---------- Material for the task
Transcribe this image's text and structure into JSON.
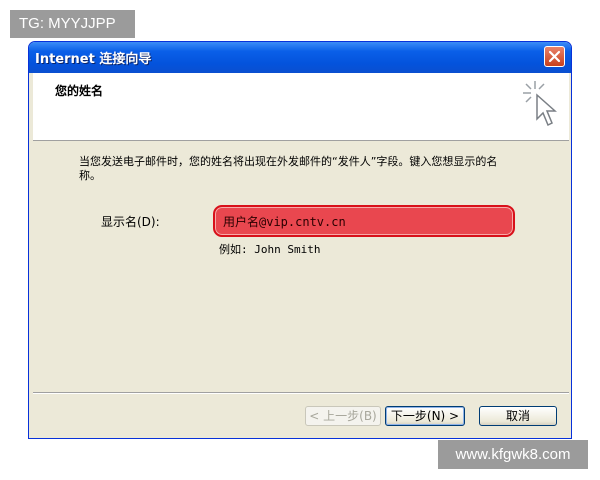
{
  "watermark": {
    "top": "TG: MYYJJPP",
    "bottom": "www.kfgwk8.com"
  },
  "window": {
    "title": "Internet 连接向导"
  },
  "header": {
    "title": "您的姓名",
    "icon": "wizard-cursor-icon"
  },
  "body": {
    "description": "当您发送电子邮件时，您的姓名将出现在外发邮件的“发件人”字段。键入您想显示的名称。",
    "display_name_label": "显示名(D):",
    "display_name_value": "用户名@vip.cntv.cn",
    "example": "例如: John Smith"
  },
  "buttons": {
    "back": "< 上一步(B)",
    "next": "下一步(N) >",
    "cancel": "取消"
  },
  "colors": {
    "title_bar": "#0a5fe8",
    "highlight": "#e9474f",
    "dialog_bg": "#ece9d8"
  }
}
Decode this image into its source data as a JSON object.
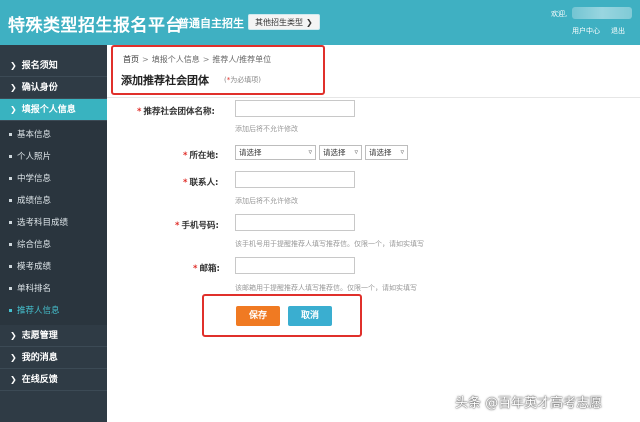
{
  "header": {
    "brand": "特殊类型招生报名平台",
    "mode": "普通自主招生",
    "other_type_label": "其他招生类型",
    "welcome": "欢迎,",
    "user_center": "用户中心",
    "logout": "退出"
  },
  "sidebar": {
    "items": [
      {
        "label": "报名须知"
      },
      {
        "label": "确认身份"
      },
      {
        "label": "填报个人信息"
      }
    ],
    "sub_items": [
      {
        "label": "基本信息"
      },
      {
        "label": "个人照片"
      },
      {
        "label": "中学信息"
      },
      {
        "label": "成绩信息"
      },
      {
        "label": "选考科目成绩"
      },
      {
        "label": "综合信息"
      },
      {
        "label": "模考成绩"
      },
      {
        "label": "单科排名"
      },
      {
        "label": "推荐人信息"
      }
    ],
    "bottom_items": [
      {
        "label": "志愿管理"
      },
      {
        "label": "我的消息"
      },
      {
        "label": "在线反馈"
      }
    ]
  },
  "breadcrumb": {
    "home": "首页",
    "sep": ">",
    "level1": "填报个人信息",
    "level2": "推荐人/推荐单位"
  },
  "page": {
    "title": "添加推荐社会团体",
    "required_star": "*",
    "required_note": "为必填项",
    "required_note_open": "(",
    "required_note_close": ")"
  },
  "form": {
    "org_name": {
      "star": "*",
      "label": "推荐社会团体名称:",
      "value": "",
      "hint": "添加后将不允许修改"
    },
    "location": {
      "star": "*",
      "label": "所在地:",
      "sel1": "请选择",
      "sel2": "请选择",
      "sel3": "请选择"
    },
    "contact": {
      "star": "*",
      "label": "联系人:",
      "value": "",
      "hint": "添加后将不允许修改"
    },
    "phone": {
      "star": "*",
      "label": "手机号码:",
      "value": "",
      "hint": "该手机号用于提醒推荐人填写推荐信。仅限一个，请如实填写"
    },
    "email": {
      "star": "*",
      "label": "邮箱:",
      "value": "",
      "hint": "该邮箱用于提醒推荐人填写推荐信。仅限一个，请如实填写"
    }
  },
  "buttons": {
    "save": "保存",
    "cancel": "取消"
  },
  "watermark": "头条 @百年英才高考志愿",
  "colors": {
    "header": "#3fb0c2",
    "sidebar": "#2f3b45",
    "active": "#39b3c0",
    "save": "#f07a22",
    "cancel": "#3aaed0",
    "highlight": "#e0302b"
  },
  "icons": {
    "nav_arrow": "chevron-right-icon",
    "select_caret": "chevron-down-icon"
  }
}
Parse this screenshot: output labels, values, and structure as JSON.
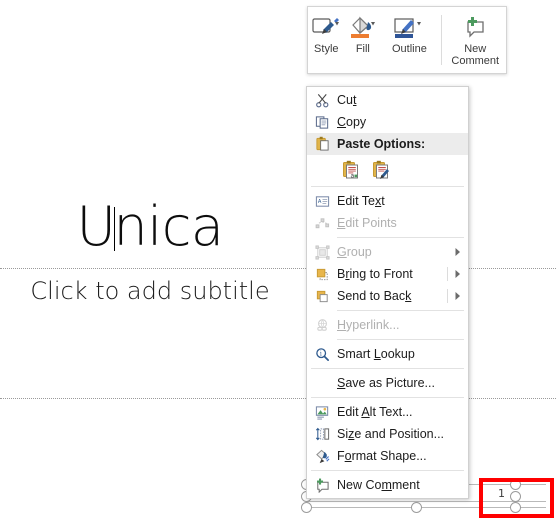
{
  "slide": {
    "title": "Unica",
    "subtitle_placeholder": "Click to add subtitle",
    "slide_number": "1"
  },
  "mini_toolbar": {
    "buttons": [
      {
        "label": "Style",
        "icon": "shape-style-icon",
        "has_dropdown": true
      },
      {
        "label": "Fill",
        "icon": "fill-bucket-icon",
        "has_dropdown": true
      },
      {
        "label": "Outline",
        "icon": "shape-outline-pencil-icon",
        "has_dropdown": true
      },
      {
        "label_line1": "New",
        "label_line2": "Comment",
        "icon": "new-comment-icon",
        "has_dropdown": false
      }
    ]
  },
  "context_menu": {
    "items": [
      {
        "id": "cut",
        "label": "Cut",
        "icon": "scissors-icon",
        "disabled": false,
        "submenu": false,
        "underline": "t"
      },
      {
        "id": "copy",
        "label": "Copy",
        "icon": "copy-pages-icon",
        "disabled": false,
        "submenu": false,
        "underline": "C"
      },
      {
        "id": "paste-options",
        "label": "Paste Options:",
        "icon": "clipboard-icon",
        "disabled": false,
        "submenu": false,
        "header": true,
        "highlight": true
      },
      {
        "id": "paste-keep-text",
        "label": "",
        "icon": "paste-keep-text-only-icon"
      },
      {
        "id": "paste-keep-format",
        "label": "",
        "icon": "paste-keep-source-formatting-icon"
      },
      {
        "id": "edit-text",
        "label": "Edit Text",
        "icon": "edit-text-icon",
        "disabled": false,
        "submenu": false,
        "underline": "x"
      },
      {
        "id": "edit-points",
        "label": "Edit Points",
        "icon": "edit-points-icon",
        "disabled": true,
        "submenu": false,
        "underline": "E"
      },
      {
        "id": "group",
        "label": "Group",
        "icon": "group-shapes-icon",
        "disabled": true,
        "submenu": true,
        "underline": "G"
      },
      {
        "id": "bring-to-front",
        "label": "Bring to Front",
        "icon": "bring-to-front-icon",
        "disabled": false,
        "submenu": true,
        "underline": "r"
      },
      {
        "id": "send-to-back",
        "label": "Send to Back",
        "icon": "send-to-back-icon",
        "disabled": false,
        "submenu": true,
        "underline": "k"
      },
      {
        "id": "hyperlink",
        "label": "Hyperlink...",
        "icon": "hyperlink-icon",
        "disabled": true,
        "submenu": false,
        "underline": "H"
      },
      {
        "id": "smart-lookup",
        "label": "Smart Lookup",
        "icon": "smart-lookup-icon",
        "disabled": false,
        "submenu": false,
        "underline": "L"
      },
      {
        "id": "save-as-picture",
        "label": "Save as Picture...",
        "icon": "",
        "disabled": false,
        "submenu": false,
        "underline": "S"
      },
      {
        "id": "edit-alt-text",
        "label": "Edit Alt Text...",
        "icon": "edit-alt-text-icon",
        "disabled": false,
        "submenu": false,
        "underline": "A"
      },
      {
        "id": "size-and-position",
        "label": "Size and Position...",
        "icon": "size-position-icon",
        "disabled": false,
        "submenu": false,
        "underline": "z"
      },
      {
        "id": "format-shape",
        "label": "Format Shape...",
        "icon": "format-shape-icon",
        "disabled": false,
        "submenu": false,
        "underline": "o"
      },
      {
        "id": "new-comment",
        "label": "New Comment",
        "icon": "new-comment-icon",
        "disabled": false,
        "submenu": false,
        "underline": "m"
      }
    ],
    "labels": {
      "cut": "Cut",
      "copy": "Copy",
      "paste_options": "Paste Options:",
      "edit_text": "Edit Text",
      "edit_points": "Edit Points",
      "group": "Group",
      "bring_to_front": "Bring to Front",
      "send_to_back": "Send to Back",
      "hyperlink": "Hyperlink...",
      "smart_lookup": "Smart Lookup",
      "save_as_picture": "Save as Picture...",
      "edit_alt_text": "Edit Alt Text...",
      "size_and_position": "Size and Position...",
      "format_shape": "Format Shape...",
      "new_comment": "New Comment"
    }
  },
  "colors": {
    "accent_orange": "#ED7D31",
    "accent_blue": "#4472C4",
    "accent_green": "#4C9A5E",
    "menu_highlight": "#ECECEC",
    "annotation_red": "#FF0000",
    "handle_gray": "#9B9B9B"
  }
}
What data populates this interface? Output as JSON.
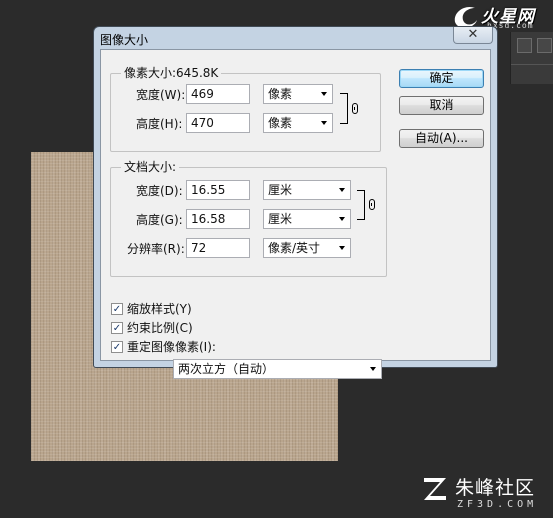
{
  "branding": {
    "logo_text": "火星网",
    "logo_sub": "hxsd.com",
    "watermark_cn": "朱峰社区",
    "watermark_en": "ZF3D.COM"
  },
  "dialog": {
    "title": "图像大小",
    "close_glyph": "✕",
    "buttons": {
      "ok": "确定",
      "cancel": "取消",
      "auto": "自动(A)..."
    },
    "pixel_dimensions": {
      "title": "像素大小:645.8K",
      "width_label": "宽度(W):",
      "width_value": "469",
      "width_unit": "像素",
      "height_label": "高度(H):",
      "height_value": "470",
      "height_unit": "像素"
    },
    "document_size": {
      "title": "文档大小:",
      "width_label": "宽度(D):",
      "width_value": "16.55",
      "width_unit": "厘米",
      "height_label": "高度(G):",
      "height_value": "16.58",
      "height_unit": "厘米",
      "resolution_label": "分辨率(R):",
      "resolution_value": "72",
      "resolution_unit": "像素/英寸"
    },
    "options": {
      "scale_styles": "缩放样式(Y)",
      "constrain_proportions": "约束比例(C)",
      "resample_image": "重定图像像素(I):",
      "scale_styles_checked": true,
      "constrain_checked": true,
      "resample_checked": true,
      "resample_method": "两次立方（自动）",
      "check_glyph": "✓"
    }
  },
  "colors": {
    "workspace_bg": "#2b2b2b",
    "dialog_frame": "#c4d3e3",
    "dialog_client": "#f0f0f0",
    "fabric": "#b9a58d",
    "default_button": "#bee6fd"
  }
}
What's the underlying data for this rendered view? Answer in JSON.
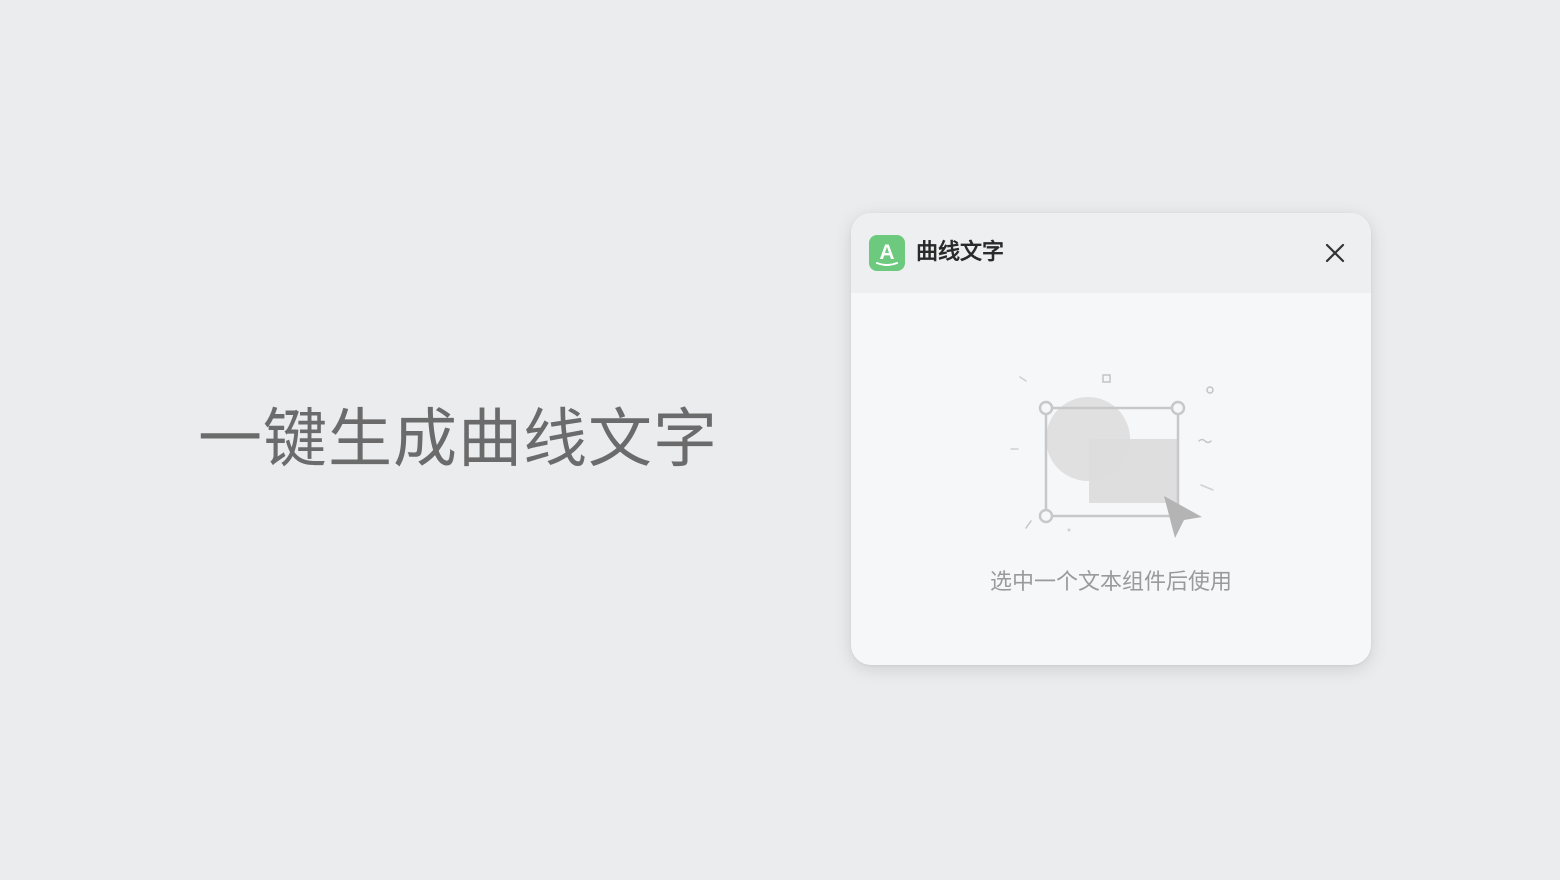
{
  "headline": "一键生成曲线文字",
  "panel": {
    "title": "曲线文字",
    "app_icon": "curved-text-app-icon",
    "app_icon_color": "#6dc97d",
    "close_icon": "close-icon",
    "empty_state": {
      "illustration": "select-text-illustration",
      "hint": "选中一个文本组件后使用"
    }
  },
  "colors": {
    "background": "#ebecee",
    "panel_bg": "#f6f7f9",
    "header_bg": "#eeeff1",
    "headline_text": "#6b6b6b",
    "hint_text": "#9a9a9a"
  }
}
--------------------
**Set task:**
From the data above, copy each line that has the string "into".

**Solution:**
Transcribe this image's text and structure into JSON.
Decode this image into its source data as a JSON object.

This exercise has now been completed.